--- CHECK YOUR UNDERSTANDING ---
(a) Reproduce the part of the CLOVES syndrome text running from "Patients who are" down to "or caval filtration).".
(b) Answer these questions from the CLOVES syndrome text:
(i) In Alomari's first report of 18 patients, how many did not have epidermal nevi?
(ii) Between what ages did scoliosis appear in the patient Klein S followed?
(iii) What organism caused the fulminating sepsis in one of the patients?
(c) From the CLOVES syndrome text, list every central nervous system abnormality that Sapp JC and Gucev Z are said to have mentioned.

--- EXCERPTED TEXT ---

Another skin disorder described is the epidermal nevi, which may be found in the neck, abdomen, flank or limbs. Although, its presence was considered crucial, some cases have been reported without this finding at the newborn stage [1,3,7], and its onset has been observed during growth [9]. In Alomari’s first report comprising 18 patients, 16 of them did not have this anomaly.

The extremities show asymmetric overgrowth, macrodactyly, preferentially affecting the middle digits, sandal gap and wide feet. In two of our patients, the malformations were so severe that there was no recognizable toe normal anatomy. Klein S published an interesting study in which he followed upbone changes in a CLOVES syndrome patient from birth until seven years of age. He mentioned an accelerated, asymmetric skeletal growth with length discrepancy of the lower limbs and pelvic obliquity. Scoliosis was not present at birth, it appeared between two and four years of age [9].

Patients who are born with a combination of capillary, lymphatic and venous malformations have a higher risk of major thrombo embolic events than those who present with less extensive vascular malformations. Alomari AL et al., reviewed angiographic images of a group of 12 patients [10], and they found phlebectasia of the thoracic veins, central veins or both in 11 patients; of those patients, two developed symptomatic pulmonary embolism. We believe that it is important to assess biochemical coagulation elements such as D-dimer and fibrinogen in these patients and to be alert to the need to start appropriate prophylactic measures (e.g., anticoagulation or caval filtration).

Some reports also have described patients presenting with gastrointestinal bleeding associated with CLOVES, probably secondary to vascular malformations in the digestive system [9]. Additionally, Sapp JC and Gucev Z have mentioned central nervous system compromise including hemi-megalencephaly, partial agenesis of the corpus callosum, polymicrogyria and ventriculomegaly [2,7].

Among the disease’s complications, intra-lesional bleeding in the lymphatic vascular malformations is mentioned as well as bacterial infections that could lead to sepsis [3]; both were causes of death in our patients. One of the patients presented with a fulminating sepsis caused by Clostridium perfringens, and the other two had severe growth and bleeding of the vascular malformations.

We concur with Gucev [7] who states “the CLOVE designation should be regarded as a provisional, evolving heuristic at this early stage and that additional clinical data need to be gathered and analysed to refine our understanding of this phenotype.”

Document structure recognition data
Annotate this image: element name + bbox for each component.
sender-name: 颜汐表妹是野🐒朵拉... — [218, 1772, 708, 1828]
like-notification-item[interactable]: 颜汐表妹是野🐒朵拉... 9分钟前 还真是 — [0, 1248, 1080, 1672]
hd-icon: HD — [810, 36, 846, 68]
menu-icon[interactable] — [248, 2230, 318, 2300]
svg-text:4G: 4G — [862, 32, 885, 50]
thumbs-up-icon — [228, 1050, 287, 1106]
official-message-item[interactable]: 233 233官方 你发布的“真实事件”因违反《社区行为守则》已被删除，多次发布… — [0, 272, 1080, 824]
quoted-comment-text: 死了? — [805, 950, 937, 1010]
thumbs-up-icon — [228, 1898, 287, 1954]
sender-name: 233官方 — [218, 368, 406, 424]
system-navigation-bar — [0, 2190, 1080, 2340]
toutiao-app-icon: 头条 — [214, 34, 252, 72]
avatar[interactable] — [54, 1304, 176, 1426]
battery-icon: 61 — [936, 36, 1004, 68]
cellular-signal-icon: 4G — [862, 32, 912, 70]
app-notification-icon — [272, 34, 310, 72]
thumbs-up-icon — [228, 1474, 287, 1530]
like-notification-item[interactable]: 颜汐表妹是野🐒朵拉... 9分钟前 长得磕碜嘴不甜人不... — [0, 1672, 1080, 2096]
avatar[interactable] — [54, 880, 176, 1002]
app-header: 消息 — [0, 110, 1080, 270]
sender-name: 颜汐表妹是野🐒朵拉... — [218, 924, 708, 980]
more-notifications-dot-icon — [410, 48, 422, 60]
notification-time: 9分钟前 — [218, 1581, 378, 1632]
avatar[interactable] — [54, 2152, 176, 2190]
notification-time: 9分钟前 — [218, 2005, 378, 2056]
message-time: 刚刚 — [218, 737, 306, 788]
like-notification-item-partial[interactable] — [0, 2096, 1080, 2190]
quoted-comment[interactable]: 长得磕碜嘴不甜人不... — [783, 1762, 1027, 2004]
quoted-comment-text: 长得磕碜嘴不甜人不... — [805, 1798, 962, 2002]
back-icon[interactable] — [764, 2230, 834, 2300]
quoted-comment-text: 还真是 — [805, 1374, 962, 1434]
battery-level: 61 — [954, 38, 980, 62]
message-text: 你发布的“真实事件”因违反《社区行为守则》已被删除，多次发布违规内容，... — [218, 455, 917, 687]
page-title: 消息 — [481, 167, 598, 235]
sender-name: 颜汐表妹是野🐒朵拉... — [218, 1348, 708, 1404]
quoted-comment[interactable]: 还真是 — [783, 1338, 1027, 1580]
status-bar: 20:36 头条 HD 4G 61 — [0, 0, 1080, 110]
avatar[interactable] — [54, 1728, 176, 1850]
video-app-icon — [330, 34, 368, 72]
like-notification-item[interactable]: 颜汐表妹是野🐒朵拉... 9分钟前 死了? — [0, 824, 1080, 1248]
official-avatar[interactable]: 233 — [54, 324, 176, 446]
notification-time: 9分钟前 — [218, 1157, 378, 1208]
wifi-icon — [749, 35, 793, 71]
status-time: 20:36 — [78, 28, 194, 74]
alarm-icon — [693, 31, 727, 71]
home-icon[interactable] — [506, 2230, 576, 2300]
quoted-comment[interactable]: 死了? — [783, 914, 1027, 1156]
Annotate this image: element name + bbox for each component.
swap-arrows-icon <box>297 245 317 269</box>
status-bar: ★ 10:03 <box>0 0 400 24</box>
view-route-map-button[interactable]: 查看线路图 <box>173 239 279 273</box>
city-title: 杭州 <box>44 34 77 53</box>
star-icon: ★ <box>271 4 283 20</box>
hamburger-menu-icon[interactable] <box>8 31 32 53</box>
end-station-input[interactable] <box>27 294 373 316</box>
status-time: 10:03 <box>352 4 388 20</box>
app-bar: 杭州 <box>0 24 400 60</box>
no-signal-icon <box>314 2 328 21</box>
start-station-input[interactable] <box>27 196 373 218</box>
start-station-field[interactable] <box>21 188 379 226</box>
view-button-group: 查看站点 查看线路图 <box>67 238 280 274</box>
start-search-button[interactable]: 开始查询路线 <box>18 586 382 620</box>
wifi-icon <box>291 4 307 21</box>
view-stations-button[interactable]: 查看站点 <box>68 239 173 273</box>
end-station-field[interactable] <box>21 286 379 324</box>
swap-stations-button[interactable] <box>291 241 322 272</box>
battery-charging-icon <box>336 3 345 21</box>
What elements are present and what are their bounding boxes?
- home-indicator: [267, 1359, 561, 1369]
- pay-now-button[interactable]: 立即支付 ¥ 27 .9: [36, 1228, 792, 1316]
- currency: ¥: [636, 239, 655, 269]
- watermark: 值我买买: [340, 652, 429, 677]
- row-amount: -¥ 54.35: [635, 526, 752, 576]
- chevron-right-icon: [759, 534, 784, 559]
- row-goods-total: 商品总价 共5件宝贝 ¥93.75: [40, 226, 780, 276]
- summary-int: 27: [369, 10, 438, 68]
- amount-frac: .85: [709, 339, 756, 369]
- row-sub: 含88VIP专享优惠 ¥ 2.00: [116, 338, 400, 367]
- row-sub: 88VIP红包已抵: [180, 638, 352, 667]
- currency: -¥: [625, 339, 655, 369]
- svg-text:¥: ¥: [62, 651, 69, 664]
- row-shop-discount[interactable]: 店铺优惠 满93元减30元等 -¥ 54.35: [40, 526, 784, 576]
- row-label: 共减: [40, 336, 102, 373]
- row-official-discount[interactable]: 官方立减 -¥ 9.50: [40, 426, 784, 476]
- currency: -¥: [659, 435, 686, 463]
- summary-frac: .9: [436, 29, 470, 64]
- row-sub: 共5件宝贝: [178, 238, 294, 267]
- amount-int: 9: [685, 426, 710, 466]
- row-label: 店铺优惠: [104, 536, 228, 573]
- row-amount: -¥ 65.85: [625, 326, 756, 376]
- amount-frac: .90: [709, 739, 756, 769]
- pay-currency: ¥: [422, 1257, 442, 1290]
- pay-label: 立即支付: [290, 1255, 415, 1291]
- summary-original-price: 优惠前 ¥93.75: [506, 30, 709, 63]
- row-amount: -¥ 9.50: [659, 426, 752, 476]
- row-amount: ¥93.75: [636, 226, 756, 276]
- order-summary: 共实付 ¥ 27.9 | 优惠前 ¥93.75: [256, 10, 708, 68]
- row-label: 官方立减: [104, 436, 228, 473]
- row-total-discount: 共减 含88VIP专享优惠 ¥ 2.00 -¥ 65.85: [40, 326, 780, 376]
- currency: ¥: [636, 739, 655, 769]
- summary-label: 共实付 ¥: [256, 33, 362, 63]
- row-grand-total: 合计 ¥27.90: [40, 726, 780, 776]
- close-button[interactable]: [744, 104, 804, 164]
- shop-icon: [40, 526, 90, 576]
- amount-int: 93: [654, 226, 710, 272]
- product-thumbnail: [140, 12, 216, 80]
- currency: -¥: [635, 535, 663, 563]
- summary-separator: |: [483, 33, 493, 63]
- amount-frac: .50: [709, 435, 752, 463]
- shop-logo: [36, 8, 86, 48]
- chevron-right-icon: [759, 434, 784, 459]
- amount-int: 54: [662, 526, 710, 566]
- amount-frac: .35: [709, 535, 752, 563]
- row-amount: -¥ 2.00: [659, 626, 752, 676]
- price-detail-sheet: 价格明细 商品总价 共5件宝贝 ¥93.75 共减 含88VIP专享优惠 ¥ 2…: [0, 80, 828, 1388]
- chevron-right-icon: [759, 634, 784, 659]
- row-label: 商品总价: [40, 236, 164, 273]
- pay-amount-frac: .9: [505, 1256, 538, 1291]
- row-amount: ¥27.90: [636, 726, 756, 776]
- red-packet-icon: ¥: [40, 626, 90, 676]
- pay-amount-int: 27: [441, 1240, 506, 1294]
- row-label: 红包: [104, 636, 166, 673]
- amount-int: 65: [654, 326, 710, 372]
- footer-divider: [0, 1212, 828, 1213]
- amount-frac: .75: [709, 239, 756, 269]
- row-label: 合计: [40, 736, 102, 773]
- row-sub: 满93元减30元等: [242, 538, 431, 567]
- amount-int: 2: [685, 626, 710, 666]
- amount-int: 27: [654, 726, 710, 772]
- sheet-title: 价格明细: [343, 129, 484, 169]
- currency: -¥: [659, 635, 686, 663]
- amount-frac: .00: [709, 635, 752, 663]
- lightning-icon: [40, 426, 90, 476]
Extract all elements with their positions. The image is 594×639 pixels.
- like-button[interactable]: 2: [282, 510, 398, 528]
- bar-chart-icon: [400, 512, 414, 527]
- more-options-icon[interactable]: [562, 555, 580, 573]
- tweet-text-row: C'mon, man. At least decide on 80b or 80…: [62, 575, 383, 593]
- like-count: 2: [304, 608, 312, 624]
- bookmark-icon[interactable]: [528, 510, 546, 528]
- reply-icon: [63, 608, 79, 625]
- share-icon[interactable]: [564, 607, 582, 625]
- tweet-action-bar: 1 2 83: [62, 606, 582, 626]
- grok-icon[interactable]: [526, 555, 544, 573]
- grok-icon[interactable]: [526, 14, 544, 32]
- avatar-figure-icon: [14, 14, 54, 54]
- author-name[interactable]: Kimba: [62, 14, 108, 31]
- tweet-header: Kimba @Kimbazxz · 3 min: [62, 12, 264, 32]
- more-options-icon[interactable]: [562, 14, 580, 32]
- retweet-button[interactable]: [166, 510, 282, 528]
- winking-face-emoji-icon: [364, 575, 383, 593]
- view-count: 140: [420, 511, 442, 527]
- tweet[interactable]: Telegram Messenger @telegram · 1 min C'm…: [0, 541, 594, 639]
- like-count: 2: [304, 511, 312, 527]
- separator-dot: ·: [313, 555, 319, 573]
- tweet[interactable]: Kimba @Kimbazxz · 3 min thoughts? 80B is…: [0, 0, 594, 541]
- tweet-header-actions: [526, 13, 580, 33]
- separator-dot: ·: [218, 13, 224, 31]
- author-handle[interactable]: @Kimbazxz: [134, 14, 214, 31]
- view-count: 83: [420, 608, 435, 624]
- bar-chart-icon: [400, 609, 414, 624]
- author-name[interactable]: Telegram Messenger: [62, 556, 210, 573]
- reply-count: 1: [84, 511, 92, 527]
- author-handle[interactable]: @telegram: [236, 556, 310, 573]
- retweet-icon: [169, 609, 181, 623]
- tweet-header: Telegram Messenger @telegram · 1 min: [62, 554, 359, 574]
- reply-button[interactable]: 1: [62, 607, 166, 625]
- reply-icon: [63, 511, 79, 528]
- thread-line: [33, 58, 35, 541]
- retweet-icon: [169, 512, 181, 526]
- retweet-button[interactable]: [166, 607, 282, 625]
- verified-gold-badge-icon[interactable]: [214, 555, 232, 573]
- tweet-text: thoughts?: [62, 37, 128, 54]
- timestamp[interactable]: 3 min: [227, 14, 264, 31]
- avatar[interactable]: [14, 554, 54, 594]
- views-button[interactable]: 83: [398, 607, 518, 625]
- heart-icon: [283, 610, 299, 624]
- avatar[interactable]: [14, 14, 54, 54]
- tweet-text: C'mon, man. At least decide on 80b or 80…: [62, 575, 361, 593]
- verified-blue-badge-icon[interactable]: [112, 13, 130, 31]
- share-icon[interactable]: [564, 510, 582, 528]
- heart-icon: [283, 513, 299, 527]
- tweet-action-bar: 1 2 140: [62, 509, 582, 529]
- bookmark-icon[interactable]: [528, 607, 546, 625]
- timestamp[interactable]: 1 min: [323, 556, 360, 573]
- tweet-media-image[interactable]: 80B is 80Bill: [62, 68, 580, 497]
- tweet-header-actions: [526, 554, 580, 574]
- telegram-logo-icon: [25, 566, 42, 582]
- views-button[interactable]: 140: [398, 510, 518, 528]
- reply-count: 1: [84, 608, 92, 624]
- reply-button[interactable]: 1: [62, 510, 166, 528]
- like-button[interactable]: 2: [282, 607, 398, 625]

--- ANSWERS FOR EACH ITEM ---
(a)
Patients who are born with a combination of capillary, lymphatic and venous malformations have a higher risk of major thrombo embolic events than those who present with less extensive vascular malformations. Alomari AL et al., reviewed angiographic images of a group of 12 patients [10], and they found phlebectasia of the thoracic veins, central veins or both in 11 patients; of those patients, two developed symptomatic pulmonary embolism. We believe that it is important to assess biochemical coagulation elements such as D-dimer and fibrinogen in these patients and to be alert to the need to start appropriate prophylactic measures (e.g., anticoagulation or caval filtration).

(b)
(i) 16
(ii) Between two and four years of age
(iii) Clostridium perfringens

(c)
- Hemi-megalencephaly
- Partial agenesis of the corpus callosum
- Polymicrogyria
- Ventriculomegaly